What is required -
Nothing but the listing below, retyped exactly, should appear in the answer.

------------------------

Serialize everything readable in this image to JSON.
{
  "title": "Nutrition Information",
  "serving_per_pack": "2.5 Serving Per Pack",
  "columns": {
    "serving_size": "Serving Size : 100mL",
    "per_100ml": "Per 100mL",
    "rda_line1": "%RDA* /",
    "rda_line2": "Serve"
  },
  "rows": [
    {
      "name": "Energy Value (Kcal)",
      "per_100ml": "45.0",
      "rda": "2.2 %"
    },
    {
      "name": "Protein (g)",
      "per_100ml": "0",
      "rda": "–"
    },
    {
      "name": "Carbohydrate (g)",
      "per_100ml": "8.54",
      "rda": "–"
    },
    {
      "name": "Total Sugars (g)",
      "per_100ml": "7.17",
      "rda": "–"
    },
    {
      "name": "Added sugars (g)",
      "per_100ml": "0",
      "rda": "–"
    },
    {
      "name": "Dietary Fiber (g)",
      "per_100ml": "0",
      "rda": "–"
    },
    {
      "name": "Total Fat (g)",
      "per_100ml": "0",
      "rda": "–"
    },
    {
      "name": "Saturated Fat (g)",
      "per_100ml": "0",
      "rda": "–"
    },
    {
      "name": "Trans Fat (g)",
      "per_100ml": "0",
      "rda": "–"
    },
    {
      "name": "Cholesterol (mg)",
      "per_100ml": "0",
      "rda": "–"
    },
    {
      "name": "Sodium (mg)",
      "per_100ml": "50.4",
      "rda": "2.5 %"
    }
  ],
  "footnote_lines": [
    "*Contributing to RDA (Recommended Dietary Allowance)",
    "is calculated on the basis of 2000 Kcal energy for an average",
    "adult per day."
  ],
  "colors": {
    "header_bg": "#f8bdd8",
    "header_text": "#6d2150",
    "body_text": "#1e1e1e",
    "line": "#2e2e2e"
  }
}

------------------------

Written reply -
Serialize everything readable in this image to JSON.
{
  "title": "Nutrition Information",
  "serving_per_pack": "2.5 Serving Per Pack",
  "columns": {
    "serving_size": "Serving Size : 100mL",
    "per_100ml": "Per 100mL",
    "rda_line1": "%RDA* /",
    "rda_line2": "Serve"
  },
  "rows": [
    {
      "name": "Energy Value (Kcal)",
      "per_100ml": "45.0",
      "rda": "2.2 %"
    },
    {
      "name": "Protein (g)",
      "per_100ml": "0",
      "rda": "–"
    },
    {
      "name": "Carbohydrate (g)",
      "per_100ml": "8.54",
      "rda": "–"
    },
    {
      "name": "Total Sugars (g)",
      "per_100ml": "7.17",
      "rda": "–"
    },
    {
      "name": "Added sugars (g)",
      "per_100ml": "0",
      "rda": "–"
    },
    {
      "name": "Dietary Fiber (g)",
      "per_100ml": "0",
      "rda": "–"
    },
    {
      "name": "Total Fat (g)",
      "per_100ml": "0",
      "rda": "–"
    },
    {
      "name": "Saturated Fat (g)",
      "per_100ml": "0",
      "rda": "–"
    },
    {
      "name": "Trans Fat (g)",
      "per_100ml": "0",
      "rda": "–"
    },
    {
      "name": "Cholesterol (mg)",
      "per_100ml": "0",
      "rda": "–"
    },
    {
      "name": "Sodium (mg)",
      "per_100ml": "50.4",
      "rda": "2.5 %"
    }
  ],
  "footnote_lines": [
    "*Contributing to RDA (Recommended Dietary Allowance)",
    "is calculated on the basis of 2000 Kcal energy for an average",
    "adult per day."
  ],
  "colors": {
    "header_bg": "#f8bdd8",
    "header_text": "#6d2150",
    "body_text": "#1e1e1e",
    "line": "#2e2e2e"
  }
}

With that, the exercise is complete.